- DATA EXTRACT
= = = = = = =

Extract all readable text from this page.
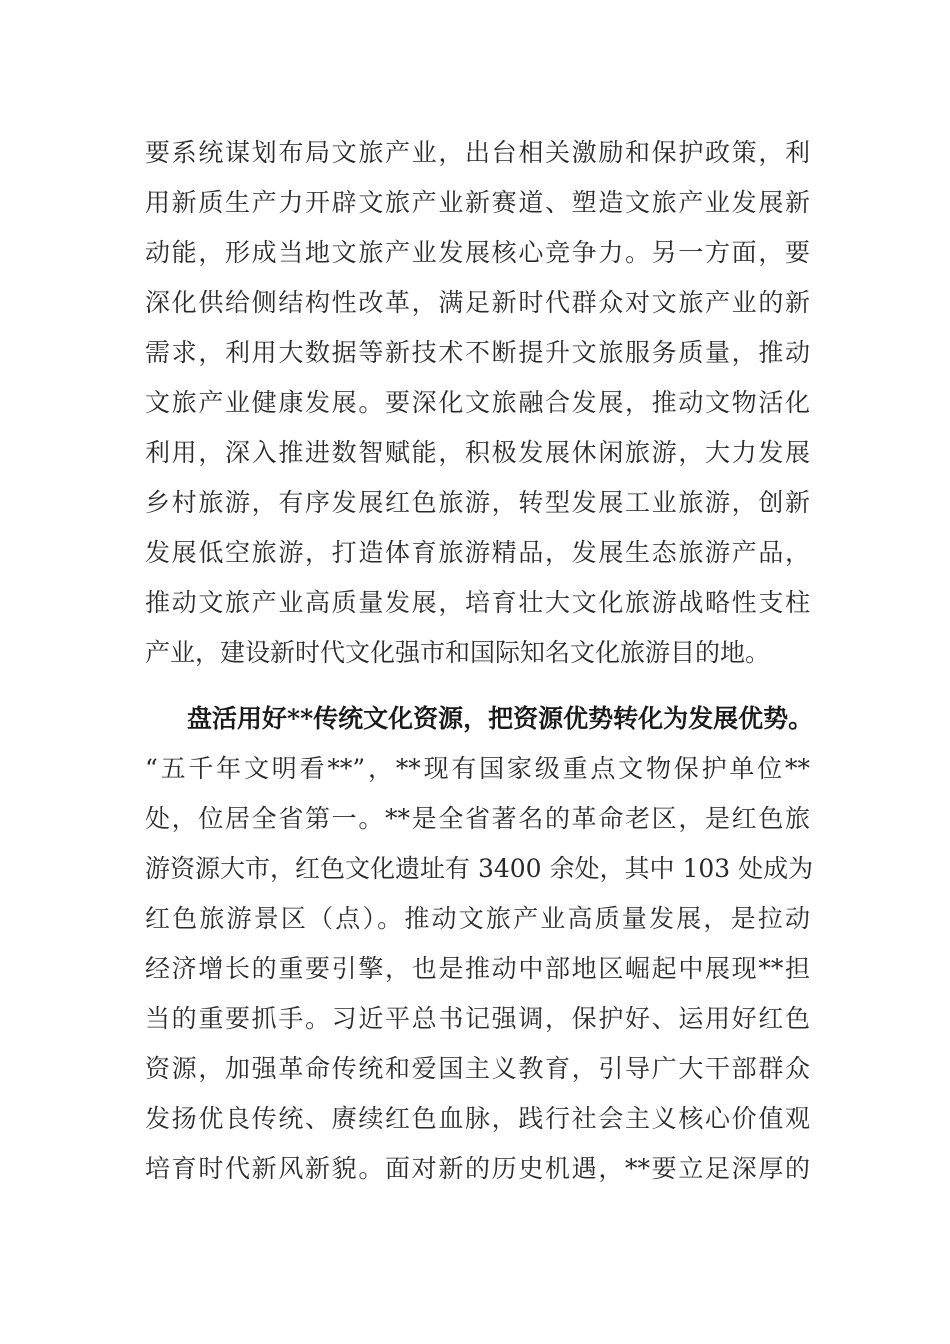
要系统谋划布局文旅产业，出台相关激励和保护政策，利
用新质生产力开辟文旅产业新赛道、塑造文旅产业发展新
动能，形成当地文旅产业发展核心竞争力。另一方面，要
深化供给侧结构性改革，满足新时代群众对文旅产业的新
需求，利用大数据等新技术不断提升文旅服务质量，推动
文旅产业健康发展。要深化文旅融合发展，推动文物活化
利用，深入推进数智赋能，积极发展休闲旅游，大力发展
乡村旅游，有序发展红色旅游，转型发展工业旅游，创新
发展低空旅游，打造体育旅游精品，发展生态旅游产品，
推动文旅产业高质量发展，培育壮大文化旅游战略性支柱
产业，建设新时代文化强市和国际知名文化旅游目的地。
盘活用好**传统文化资源，把资源优势转化为发展优势。
“五千年文明看**”，**现有国家级重点文物保护单位**
处，位居全省第一。**是全省著名的革命老区，是红色旅
游资源大市，红色文化遗址有 3400 余处，其中 103 处成为
红色旅游景区（点）。推动文旅产业高质量发展，是拉动
经济增长的重要引擎，也是推动中部地区崛起中展现**担
当的重要抓手。习近平总书记强调，保护好、运用好红色
资源，加强革命传统和爱国主义教育，引导广大干部群众
发扬优良传统、赓续红色血脉，践行社会主义核心价值观
培育时代新风新貌。面对新的历史机遇，**要立足深厚的
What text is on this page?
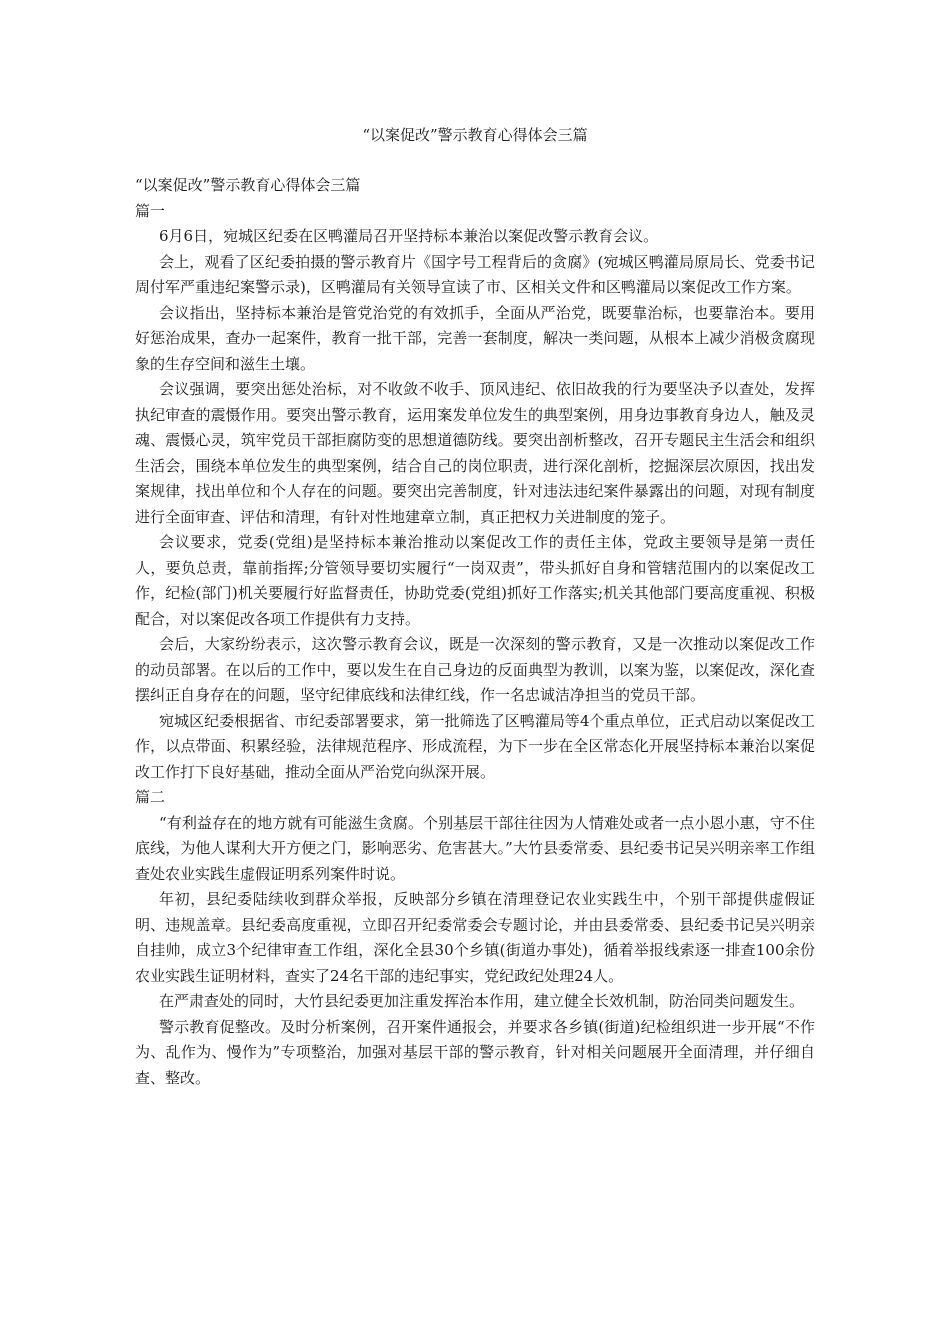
“以案促改”警示教育心得体会三篇

“以案促改”警示教育心得体会三篇

篇一

6月6日，宛城区纪委在区鸭灌局召开坚持标本兼治以案促改警示教育会议。

会上，观看了区纪委拍摄的警示教育片《国字号工程背后的贪腐》(宛城区鸭灌局原局长、党委书记周付军严重违纪案警示录)，区鸭灌局有关领导宣读了市、区相关文件和区鸭灌局以案促改工作方案。

会议指出，坚持标本兼治是管党治党的有效抓手，全面从严治党，既要靠治标，也要靠治本。要用好惩治成果，查办一起案件，教育一批干部，完善一套制度，解决一类问题，从根本上减少消极贪腐现象的生存空间和滋生土壤。

会议强调，要突出惩处治标，对不收敛不收手、顶风违纪、依旧故我的行为要坚决予以查处，发挥执纪审查的震慑作用。要突出警示教育，运用案发单位发生的典型案例，用身边事教育身边人，触及灵魂、震慑心灵，筑牢党员干部拒腐防变的思想道德防线。要突出剖析整改，召开专题民主生活会和组织生活会，围绕本单位发生的典型案例，结合自己的岗位职责，进行深化剖析，挖掘深层次原因，找出发案规律，找出单位和个人存在的问题。要突出完善制度，针对违法违纪案件暴露出的问题，对现有制度进行全面审查、评估和清理，有针对性地建章立制，真正把权力关进制度的笼子。

会议要求，党委(党组)是坚持标本兼治推动以案促改工作的责任主体，党政主要领导是第一责任人，要负总责，靠前指挥;分管领导要切实履行“一岗双责”，带头抓好自身和管辖范围内的以案促改工作，纪检(部门)机关要履行好监督责任，协助党委(党组)抓好工作落实;机关其他部门要高度重视、积极配合，对以案促改各项工作提供有力支持。

会后，大家纷纷表示，这次警示教育会议，既是一次深刻的警示教育，又是一次推动以案促改工作的动员部署。在以后的工作中，要以发生在自己身边的反面典型为教训，以案为鉴，以案促改，深化查摆纠正自身存在的问题，坚守纪律底线和法律红线，作一名忠诚洁净担当的党员干部。

宛城区纪委根据省、市纪委部署要求，第一批筛选了区鸭灌局等4个重点单位，正式启动以案促改工作，以点带面、积累经验，法律规范程序、形成流程，为下一步在全区常态化开展坚持标本兼治以案促改工作打下良好基础，推动全面从严治党向纵深开展。

篇二

“有利益存在的地方就有可能滋生贪腐。个别基层干部往往因为人情难处或者一点小恩小惠，守不住底线，为他人谋利大开方便之门，影响恶劣、危害甚大。”大竹县委常委、县纪委书记吴兴明亲率工作组查处农业实践生虚假证明系列案件时说。

年初，县纪委陆续收到群众举报，反映部分乡镇在清理登记农业实践生中，个别干部提供虚假证明、违规盖章。县纪委高度重视，立即召开纪委常委会专题讨论，并由县委常委、县纪委书记吴兴明亲自挂帅，成立3个纪律审查工作组，深化全县30个乡镇(街道办事处)，循着举报线索逐一排查100余份农业实践生证明材料，查实了24名干部的违纪事实，党纪政纪处理24人。

在严肃查处的同时，大竹县纪委更加注重发挥治本作用，建立健全长效机制，防治同类问题发生。

警示教育促整改。及时分析案例，召开案件通报会，并要求各乡镇(街道)纪检组织进一步开展“不作为、乱作为、慢作为”专项整治，加强对基层干部的警示教育，针对相关问题展开全面清理，并仔细自查、整改。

= = = = = = =

- PROBLEM REQUIREMENTS
Leaving all pictures aside, quote each record exactly.

- CORRECT RESPONSE
Extract all readable text from this page.
要系统谋划布局文旅产业，出台相关激励和保护政策，利
用新质生产力开辟文旅产业新赛道、塑造文旅产业发展新
动能，形成当地文旅产业发展核心竞争力。另一方面，要
深化供给侧结构性改革，满足新时代群众对文旅产业的新
需求，利用大数据等新技术不断提升文旅服务质量，推动
文旅产业健康发展。要深化文旅融合发展，推动文物活化
利用，深入推进数智赋能，积极发展休闲旅游，大力发展
乡村旅游，有序发展红色旅游，转型发展工业旅游，创新
发展低空旅游，打造体育旅游精品，发展生态旅游产品，
推动文旅产业高质量发展，培育壮大文化旅游战略性支柱
产业，建设新时代文化强市和国际知名文化旅游目的地。
盘活用好**传统文化资源，把资源优势转化为发展优势。
“五千年文明看**”，**现有国家级重点文物保护单位**
处，位居全省第一。**是全省著名的革命老区，是红色旅
游资源大市，红色文化遗址有 3400 余处，其中 103 处成为
红色旅游景区（点）。推动文旅产业高质量发展，是拉动
经济增长的重要引擎，也是推动中部地区崛起中展现**担
当的重要抓手。习近平总书记强调，保护好、运用好红色
资源，加强革命传统和爱国主义教育，引导广大干部群众
发扬优良传统、赓续红色血脉，践行社会主义核心价值观
培育时代新风新貌。面对新的历史机遇，**要立足深厚的
What text is on this page?
“以案促改”警示教育心得体会三篇

“以案促改”警示教育心得体会三篇

篇一

6月6日，宛城区纪委在区鸭灌局召开坚持标本兼治以案促改警示教育会议。

会上，观看了区纪委拍摄的警示教育片《国字号工程背后的贪腐》(宛城区鸭灌局原局长、党委书记周付军严重违纪案警示录)，区鸭灌局有关领导宣读了市、区相关文件和区鸭灌局以案促改工作方案。

会议指出，坚持标本兼治是管党治党的有效抓手，全面从严治党，既要靠治标，也要靠治本。要用好惩治成果，查办一起案件，教育一批干部，完善一套制度，解决一类问题，从根本上减少消极贪腐现象的生存空间和滋生土壤。

会议强调，要突出惩处治标，对不收敛不收手、顶风违纪、依旧故我的行为要坚决予以查处，发挥执纪审查的震慑作用。要突出警示教育，运用案发单位发生的典型案例，用身边事教育身边人，触及灵魂、震慑心灵，筑牢党员干部拒腐防变的思想道德防线。要突出剖析整改，召开专题民主生活会和组织生活会，围绕本单位发生的典型案例，结合自己的岗位职责，进行深化剖析，挖掘深层次原因，找出发案规律，找出单位和个人存在的问题。要突出完善制度，针对违法违纪案件暴露出的问题，对现有制度进行全面审查、评估和清理，有针对性地建章立制，真正把权力关进制度的笼子。

会议要求，党委(党组)是坚持标本兼治推动以案促改工作的责任主体，党政主要领导是第一责任人，要负总责，靠前指挥;分管领导要切实履行“一岗双责”，带头抓好自身和管辖范围内的以案促改工作，纪检(部门)机关要履行好监督责任，协助党委(党组)抓好工作落实;机关其他部门要高度重视、积极配合，对以案促改各项工作提供有力支持。

会后，大家纷纷表示，这次警示教育会议，既是一次深刻的警示教育，又是一次推动以案促改工作的动员部署。在以后的工作中，要以发生在自己身边的反面典型为教训，以案为鉴，以案促改，深化查摆纠正自身存在的问题，坚守纪律底线和法律红线，作一名忠诚洁净担当的党员干部。

宛城区纪委根据省、市纪委部署要求，第一批筛选了区鸭灌局等4个重点单位，正式启动以案促改工作，以点带面、积累经验，法律规范程序、形成流程，为下一步在全区常态化开展坚持标本兼治以案促改工作打下良好基础，推动全面从严治党向纵深开展。

篇二

“有利益存在的地方就有可能滋生贪腐。个别基层干部往往因为人情难处或者一点小恩小惠，守不住底线，为他人谋利大开方便之门，影响恶劣、危害甚大。”大竹县委常委、县纪委书记吴兴明亲率工作组查处农业实践生虚假证明系列案件时说。

年初，县纪委陆续收到群众举报，反映部分乡镇在清理登记农业实践生中，个别干部提供虚假证明、违规盖章。县纪委高度重视，立即召开纪委常委会专题讨论，并由县委常委、县纪委书记吴兴明亲自挂帅，成立3个纪律审查工作组，深化全县30个乡镇(街道办事处)，循着举报线索逐一排查100余份农业实践生证明材料，查实了24名干部的违纪事实，党纪政纪处理24人。

在严肃查处的同时，大竹县纪委更加注重发挥治本作用，建立健全长效机制，防治同类问题发生。

警示教育促整改。及时分析案例，召开案件通报会，并要求各乡镇(街道)纪检组织进一步开展“不作为、乱作为、慢作为”专项整治，加强对基层干部的警示教育，针对相关问题展开全面清理，并仔细自查、整改。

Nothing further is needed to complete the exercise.